REQUEST | Write out the listing exactly as it is given.

Extracted data entries

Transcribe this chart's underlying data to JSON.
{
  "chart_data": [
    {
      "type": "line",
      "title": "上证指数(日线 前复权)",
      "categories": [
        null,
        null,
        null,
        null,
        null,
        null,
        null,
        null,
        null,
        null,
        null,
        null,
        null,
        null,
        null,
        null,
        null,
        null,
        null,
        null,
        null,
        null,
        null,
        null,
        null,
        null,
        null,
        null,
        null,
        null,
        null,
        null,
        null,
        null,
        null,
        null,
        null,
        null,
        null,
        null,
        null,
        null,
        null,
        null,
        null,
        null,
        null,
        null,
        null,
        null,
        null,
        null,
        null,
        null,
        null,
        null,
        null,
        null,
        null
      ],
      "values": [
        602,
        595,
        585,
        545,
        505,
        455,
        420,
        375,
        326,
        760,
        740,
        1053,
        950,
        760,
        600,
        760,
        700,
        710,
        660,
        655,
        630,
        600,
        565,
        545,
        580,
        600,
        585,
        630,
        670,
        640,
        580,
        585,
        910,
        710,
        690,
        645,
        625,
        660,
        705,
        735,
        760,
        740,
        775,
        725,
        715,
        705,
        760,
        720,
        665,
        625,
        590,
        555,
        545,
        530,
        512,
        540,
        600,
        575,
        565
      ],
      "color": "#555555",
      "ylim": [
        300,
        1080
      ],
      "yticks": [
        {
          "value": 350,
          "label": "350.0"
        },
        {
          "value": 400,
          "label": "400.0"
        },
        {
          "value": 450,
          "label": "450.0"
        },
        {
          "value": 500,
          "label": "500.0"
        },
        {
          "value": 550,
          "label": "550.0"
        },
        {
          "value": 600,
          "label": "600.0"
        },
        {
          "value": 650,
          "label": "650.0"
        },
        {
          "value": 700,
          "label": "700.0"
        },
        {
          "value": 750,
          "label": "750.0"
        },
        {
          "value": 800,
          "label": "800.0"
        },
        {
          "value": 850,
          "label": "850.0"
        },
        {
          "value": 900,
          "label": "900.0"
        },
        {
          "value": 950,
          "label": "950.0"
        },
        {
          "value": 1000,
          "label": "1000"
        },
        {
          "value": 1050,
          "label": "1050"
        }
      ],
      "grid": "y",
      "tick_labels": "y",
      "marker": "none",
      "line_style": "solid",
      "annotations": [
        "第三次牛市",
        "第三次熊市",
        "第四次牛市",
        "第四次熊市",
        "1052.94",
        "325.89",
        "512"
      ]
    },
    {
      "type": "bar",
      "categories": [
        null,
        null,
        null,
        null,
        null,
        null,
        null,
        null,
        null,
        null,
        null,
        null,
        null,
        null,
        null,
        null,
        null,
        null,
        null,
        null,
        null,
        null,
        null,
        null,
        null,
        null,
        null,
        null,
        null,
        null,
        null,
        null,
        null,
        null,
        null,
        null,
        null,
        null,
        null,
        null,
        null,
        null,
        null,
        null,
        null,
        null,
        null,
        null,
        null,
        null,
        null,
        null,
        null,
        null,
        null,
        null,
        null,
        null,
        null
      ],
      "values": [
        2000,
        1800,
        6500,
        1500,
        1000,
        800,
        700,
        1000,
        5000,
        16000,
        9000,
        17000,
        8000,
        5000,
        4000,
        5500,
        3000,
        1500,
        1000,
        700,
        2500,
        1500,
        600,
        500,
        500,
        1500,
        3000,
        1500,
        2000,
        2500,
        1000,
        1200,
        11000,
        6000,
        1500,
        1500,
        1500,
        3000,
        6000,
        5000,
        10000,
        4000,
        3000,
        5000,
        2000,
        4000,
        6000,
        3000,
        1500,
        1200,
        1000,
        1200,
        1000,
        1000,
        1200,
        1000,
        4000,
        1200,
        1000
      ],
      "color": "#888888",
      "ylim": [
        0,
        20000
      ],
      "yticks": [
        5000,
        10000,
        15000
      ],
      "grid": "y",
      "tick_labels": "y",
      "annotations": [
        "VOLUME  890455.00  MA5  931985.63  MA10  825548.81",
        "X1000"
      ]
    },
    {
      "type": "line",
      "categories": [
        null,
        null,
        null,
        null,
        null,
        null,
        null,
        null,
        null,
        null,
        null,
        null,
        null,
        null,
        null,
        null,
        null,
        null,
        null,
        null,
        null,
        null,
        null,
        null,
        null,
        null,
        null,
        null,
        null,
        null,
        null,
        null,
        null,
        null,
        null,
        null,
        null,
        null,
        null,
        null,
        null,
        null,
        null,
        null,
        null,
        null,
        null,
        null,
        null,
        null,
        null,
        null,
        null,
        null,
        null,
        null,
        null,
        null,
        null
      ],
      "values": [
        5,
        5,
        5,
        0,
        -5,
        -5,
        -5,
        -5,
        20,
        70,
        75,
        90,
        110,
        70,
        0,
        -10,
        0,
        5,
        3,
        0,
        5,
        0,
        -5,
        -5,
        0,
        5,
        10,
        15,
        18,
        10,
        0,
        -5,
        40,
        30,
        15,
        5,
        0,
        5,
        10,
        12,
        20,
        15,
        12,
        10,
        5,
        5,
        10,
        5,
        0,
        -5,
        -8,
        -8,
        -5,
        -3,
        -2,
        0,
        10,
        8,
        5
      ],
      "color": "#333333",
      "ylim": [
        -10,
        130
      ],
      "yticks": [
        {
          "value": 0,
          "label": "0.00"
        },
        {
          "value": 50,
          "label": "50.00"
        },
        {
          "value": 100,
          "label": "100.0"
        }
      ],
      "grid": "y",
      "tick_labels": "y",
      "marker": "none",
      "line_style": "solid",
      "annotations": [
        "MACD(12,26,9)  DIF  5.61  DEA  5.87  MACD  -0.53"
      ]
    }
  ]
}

OUTPUT FOR THIS EXERCISE |
Transcribe this chart's underlying data to JSON.
{
  "chart_data": [
    {
      "type": "line",
      "title": "上证指数(日线 前复权)",
      "categories": [
        null,
        null,
        null,
        null,
        null,
        null,
        null,
        null,
        null,
        null,
        null,
        null,
        null,
        null,
        null,
        null,
        null,
        null,
        null,
        null,
        null,
        null,
        null,
        null,
        null,
        null,
        null,
        null,
        null,
        null,
        null,
        null,
        null,
        null,
        null,
        null,
        null,
        null,
        null,
        null,
        null,
        null,
        null,
        null,
        null,
        null,
        null,
        null,
        null,
        null,
        null,
        null,
        null,
        null,
        null,
        null,
        null,
        null,
        null
      ],
      "values": [
        602,
        595,
        585,
        545,
        505,
        455,
        420,
        375,
        326,
        760,
        740,
        1053,
        950,
        760,
        600,
        760,
        700,
        710,
        660,
        655,
        630,
        600,
        565,
        545,
        580,
        600,
        585,
        630,
        670,
        640,
        580,
        585,
        910,
        710,
        690,
        645,
        625,
        660,
        705,
        735,
        760,
        740,
        775,
        725,
        715,
        705,
        760,
        720,
        665,
        625,
        590,
        555,
        545,
        530,
        512,
        540,
        600,
        575,
        565
      ],
      "color": "#555555",
      "ylim": [
        300,
        1080
      ],
      "yticks": [
        {
          "value": 350,
          "label": "350.0"
        },
        {
          "value": 400,
          "label": "400.0"
        },
        {
          "value": 450,
          "label": "450.0"
        },
        {
          "value": 500,
          "label": "500.0"
        },
        {
          "value": 550,
          "label": "550.0"
        },
        {
          "value": 600,
          "label": "600.0"
        },
        {
          "value": 650,
          "label": "650.0"
        },
        {
          "value": 700,
          "label": "700.0"
        },
        {
          "value": 750,
          "label": "750.0"
        },
        {
          "value": 800,
          "label": "800.0"
        },
        {
          "value": 850,
          "label": "850.0"
        },
        {
          "value": 900,
          "label": "900.0"
        },
        {
          "value": 950,
          "label": "950.0"
        },
        {
          "value": 1000,
          "label": "1000"
        },
        {
          "value": 1050,
          "label": "1050"
        }
      ],
      "grid": "y",
      "tick_labels": "y",
      "marker": "none",
      "line_style": "solid",
      "annotations": [
        "第三次牛市",
        "第三次熊市",
        "第四次牛市",
        "第四次熊市",
        "1052.94",
        "325.89",
        "512"
      ]
    },
    {
      "type": "bar",
      "categories": [
        null,
        null,
        null,
        null,
        null,
        null,
        null,
        null,
        null,
        null,
        null,
        null,
        null,
        null,
        null,
        null,
        null,
        null,
        null,
        null,
        null,
        null,
        null,
        null,
        null,
        null,
        null,
        null,
        null,
        null,
        null,
        null,
        null,
        null,
        null,
        null,
        null,
        null,
        null,
        null,
        null,
        null,
        null,
        null,
        null,
        null,
        null,
        null,
        null,
        null,
        null,
        null,
        null,
        null,
        null,
        null,
        null,
        null,
        null
      ],
      "values": [
        2000,
        1800,
        6500,
        1500,
        1000,
        800,
        700,
        1000,
        5000,
        16000,
        9000,
        17000,
        8000,
        5000,
        4000,
        5500,
        3000,
        1500,
        1000,
        700,
        2500,
        1500,
        600,
        500,
        500,
        1500,
        3000,
        1500,
        2000,
        2500,
        1000,
        1200,
        11000,
        6000,
        1500,
        1500,
        1500,
        3000,
        6000,
        5000,
        10000,
        4000,
        3000,
        5000,
        2000,
        4000,
        6000,
        3000,
        1500,
        1200,
        1000,
        1200,
        1000,
        1000,
        1200,
        1000,
        4000,
        1200,
        1000
      ],
      "color": "#888888",
      "ylim": [
        0,
        20000
      ],
      "yticks": [
        5000,
        10000,
        15000
      ],
      "grid": "y",
      "tick_labels": "y",
      "annotations": [
        "VOLUME  890455.00  MA5  931985.63  MA10  825548.81",
        "X1000"
      ]
    },
    {
      "type": "line",
      "categories": [
        null,
        null,
        null,
        null,
        null,
        null,
        null,
        null,
        null,
        null,
        null,
        null,
        null,
        null,
        null,
        null,
        null,
        null,
        null,
        null,
        null,
        null,
        null,
        null,
        null,
        null,
        null,
        null,
        null,
        null,
        null,
        null,
        null,
        null,
        null,
        null,
        null,
        null,
        null,
        null,
        null,
        null,
        null,
        null,
        null,
        null,
        null,
        null,
        null,
        null,
        null,
        null,
        null,
        null,
        null,
        null,
        null,
        null,
        null
      ],
      "values": [
        5,
        5,
        5,
        0,
        -5,
        -5,
        -5,
        -5,
        20,
        70,
        75,
        90,
        110,
        70,
        0,
        -10,
        0,
        5,
        3,
        0,
        5,
        0,
        -5,
        -5,
        0,
        5,
        10,
        15,
        18,
        10,
        0,
        -5,
        40,
        30,
        15,
        5,
        0,
        5,
        10,
        12,
        20,
        15,
        12,
        10,
        5,
        5,
        10,
        5,
        0,
        -5,
        -8,
        -8,
        -5,
        -3,
        -2,
        0,
        10,
        8,
        5
      ],
      "color": "#333333",
      "ylim": [
        -10,
        130
      ],
      "yticks": [
        {
          "value": 0,
          "label": "0.00"
        },
        {
          "value": 50,
          "label": "50.00"
        },
        {
          "value": 100,
          "label": "100.0"
        }
      ],
      "grid": "y",
      "tick_labels": "y",
      "marker": "none",
      "line_style": "solid",
      "annotations": [
        "MACD(12,26,9)  DIF  5.61  DEA  5.87  MACD  -0.53"
      ]
    }
  ]
}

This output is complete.